▸ **What you should do**
Below is a block of records: output all of them exactly and leave out the pictures.

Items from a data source

»»

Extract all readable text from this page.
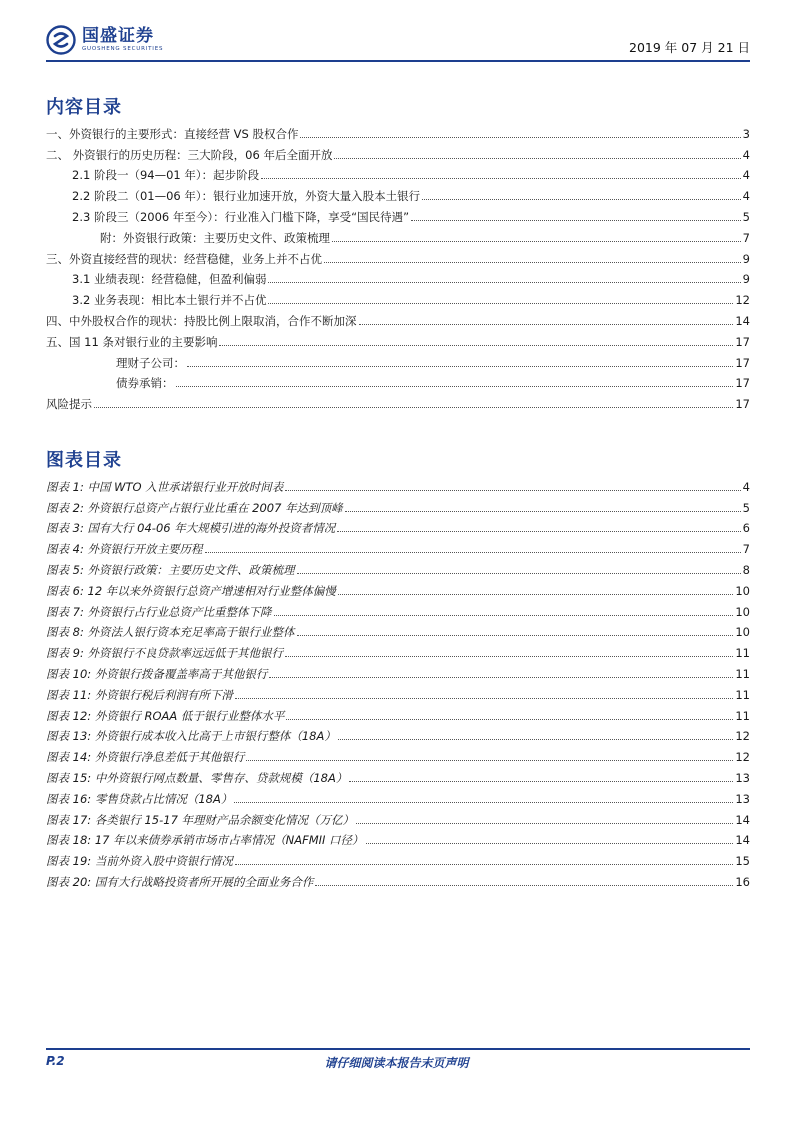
国盛证券
GUOSHENG SECURITIES	2019 年 07 月 21 日
内容目录
一、外资银行的主要形式：直接经营 VS 股权合作	3
二、 外资银行的历史历程：三大阶段，06 年后全面开放	4
2.1 阶段一（94—01 年）：起步阶段	4
2.2 阶段二（01—06 年）：银行业加速开放，外资大量入股本土银行	4
2.3 阶段三（2006 年至今）：行业准入门槛下降，享受“国民待遇”	5
附：外资银行政策：主要历史文件、政策梳理	7
三、外资直接经营的现状：经营稳健，业务上并不占优	9
3.1 业绩表现：经营稳健，但盈利偏弱	9
3.2 业务表现：相比本土银行并不占优	12
四、中外股权合作的现状：持股比例上限取消，合作不断加深	14
五、国 11 条对银行业的主要影响	17
理财子公司：	17
债券承销：	17
风险提示	17
图表目录
图表 1: 中国 WTO 入世承诺银行业开放时间表	4
图表 2: 外资银行总资产占银行业比重在 2007 年达到顶峰	5
图表 3: 国有大行 04-06 年大规模引进的海外投资者情况	6
图表 4: 外资银行开放主要历程	7
图表 5: 外资银行政策：主要历史文件、政策梳理	8
图表 6: 12 年以来外资银行总资产增速相对行业整体偏慢	10
图表 7: 外资银行占行业总资产比重整体下降	10
图表 8: 外资法人银行资本充足率高于银行业整体	10
图表 9: 外资银行不良贷款率远远低于其他银行	11
图表 10: 外资银行拨备覆盖率高于其他银行	11
图表 11: 外资银行税后利润有所下滑	11
图表 12: 外资银行 ROAA 低于银行业整体水平	11
图表 13: 外资银行成本收入比高于上市银行整体（18A）	12
图表 14: 外资银行净息差低于其他银行	12
图表 15: 中外资银行网点数量、零售存、贷款规模（18A）	13
图表 16: 零售贷款占比情况（18A）	13
图表 17: 各类银行 15-17 年理财产品余额变化情况（万亿）	14
图表 18: 17 年以来债券承销市场市占率情况（NAFMII 口径）	14
图表 19: 当前外资入股中资银行情况	15
图表 20: 国有大行战略投资者所开展的全面业务合作	16
P.2	请仔细阅读本报告末页声明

««

▸ **Solution to this problem**
Extract all readable text from this page.
国盛证券
GUOSHENG SECURITIES	2019 年 07 月 21 日
内容目录
一、外资银行的主要形式：直接经营 VS 股权合作	3
二、 外资银行的历史历程：三大阶段，06 年后全面开放	4
2.1 阶段一（94—01 年）：起步阶段	4
2.2 阶段二（01—06 年）：银行业加速开放，外资大量入股本土银行	4
2.3 阶段三（2006 年至今）：行业准入门槛下降，享受“国民待遇”	5
附：外资银行政策：主要历史文件、政策梳理	7
三、外资直接经营的现状：经营稳健，业务上并不占优	9
3.1 业绩表现：经营稳健，但盈利偏弱	9
3.2 业务表现：相比本土银行并不占优	12
四、中外股权合作的现状：持股比例上限取消，合作不断加深	14
五、国 11 条对银行业的主要影响	17
理财子公司：	17
债券承销：	17
风险提示	17
图表目录
图表 1: 中国 WTO 入世承诺银行业开放时间表	4
图表 2: 外资银行总资产占银行业比重在 2007 年达到顶峰	5
图表 3: 国有大行 04-06 年大规模引进的海外投资者情况	6
图表 4: 外资银行开放主要历程	7
图表 5: 外资银行政策：主要历史文件、政策梳理	8
图表 6: 12 年以来外资银行总资产增速相对行业整体偏慢	10
图表 7: 外资银行占行业总资产比重整体下降	10
图表 8: 外资法人银行资本充足率高于银行业整体	10
图表 9: 外资银行不良贷款率远远低于其他银行	11
图表 10: 外资银行拨备覆盖率高于其他银行	11
图表 11: 外资银行税后利润有所下滑	11
图表 12: 外资银行 ROAA 低于银行业整体水平	11
图表 13: 外资银行成本收入比高于上市银行整体（18A）	12
图表 14: 外资银行净息差低于其他银行	12
图表 15: 中外资银行网点数量、零售存、贷款规模（18A）	13
图表 16: 零售贷款占比情况（18A）	13
图表 17: 各类银行 15-17 年理财产品余额变化情况（万亿）	14
图表 18: 17 年以来债券承销市场市占率情况（NAFMII 口径）	14
图表 19: 当前外资入股中资银行情况	15
图表 20: 国有大行战略投资者所开展的全面业务合作	16
P.2	请仔细阅读本报告末页声明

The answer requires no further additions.